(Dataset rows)
+===+

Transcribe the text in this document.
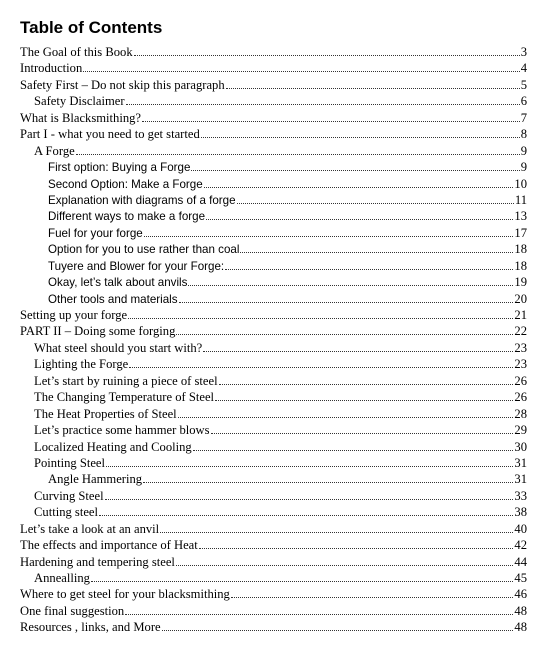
Table of Contents
The Goal of this Book	3
Introduction	4
Safety First – Do not skip this paragraph	5
Safety Disclaimer	6
What is Blacksmithing?	7
Part I - what you need to get started	8
A Forge	9
First option: Buying a Forge	9
Second Option: Make a Forge	10
Explanation with diagrams of a forge	11
Different ways to make a forge	13
Fuel for your forge	17
Option for you to use rather than coal	18
Tuyere and Blower for your Forge:	18
Okay, let’s talk about anvils	19
Other tools and materials	20
Setting up your forge	21
PART II – Doing some forging	22
What steel should you start with?	23
Lighting the Forge	23
Let’s start by ruining a piece of steel	26
The Changing Temperature of Steel	26
The Heat Properties of Steel	28
Let’s practice some hammer blows	29
Localized Heating and Cooling	30
Pointing Steel	31
Angle Hammering	31
Curving Steel	33
Cutting steel	38
Let’s take a look at an anvil	40
The effects and importance of Heat	42
Hardening and tempering steel	44
Annealling	45
Where to get steel for your blacksmithing	46
One final suggestion	48
Resources , links, and More	48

+===+

* REQUIRED TASK *
Omit the pictures, then output the rest of the listing exactly.

* EXPECTED OUTPUT *
Transcribe the text in this document.
Table of Contents
The Goal of this Book	3
Introduction	4
Safety First – Do not skip this paragraph	5
Safety Disclaimer	6
What is Blacksmithing?	7
Part I - what you need to get started	8
A Forge	9
First option: Buying a Forge	9
Second Option: Make a Forge	10
Explanation with diagrams of a forge	11
Different ways to make a forge	13
Fuel for your forge	17
Option for you to use rather than coal	18
Tuyere and Blower for your Forge:	18
Okay, let’s talk about anvils	19
Other tools and materials	20
Setting up your forge	21
PART II – Doing some forging	22
What steel should you start with?	23
Lighting the Forge	23
Let’s start by ruining a piece of steel	26
The Changing Temperature of Steel	26
The Heat Properties of Steel	28
Let’s practice some hammer blows	29
Localized Heating and Cooling	30
Pointing Steel	31
Angle Hammering	31
Curving Steel	33
Cutting steel	38
Let’s take a look at an anvil	40
The effects and importance of Heat	42
Hardening and tempering steel	44
Annealling	45
Where to get steel for your blacksmithing	46
One final suggestion	48
Resources , links, and More	48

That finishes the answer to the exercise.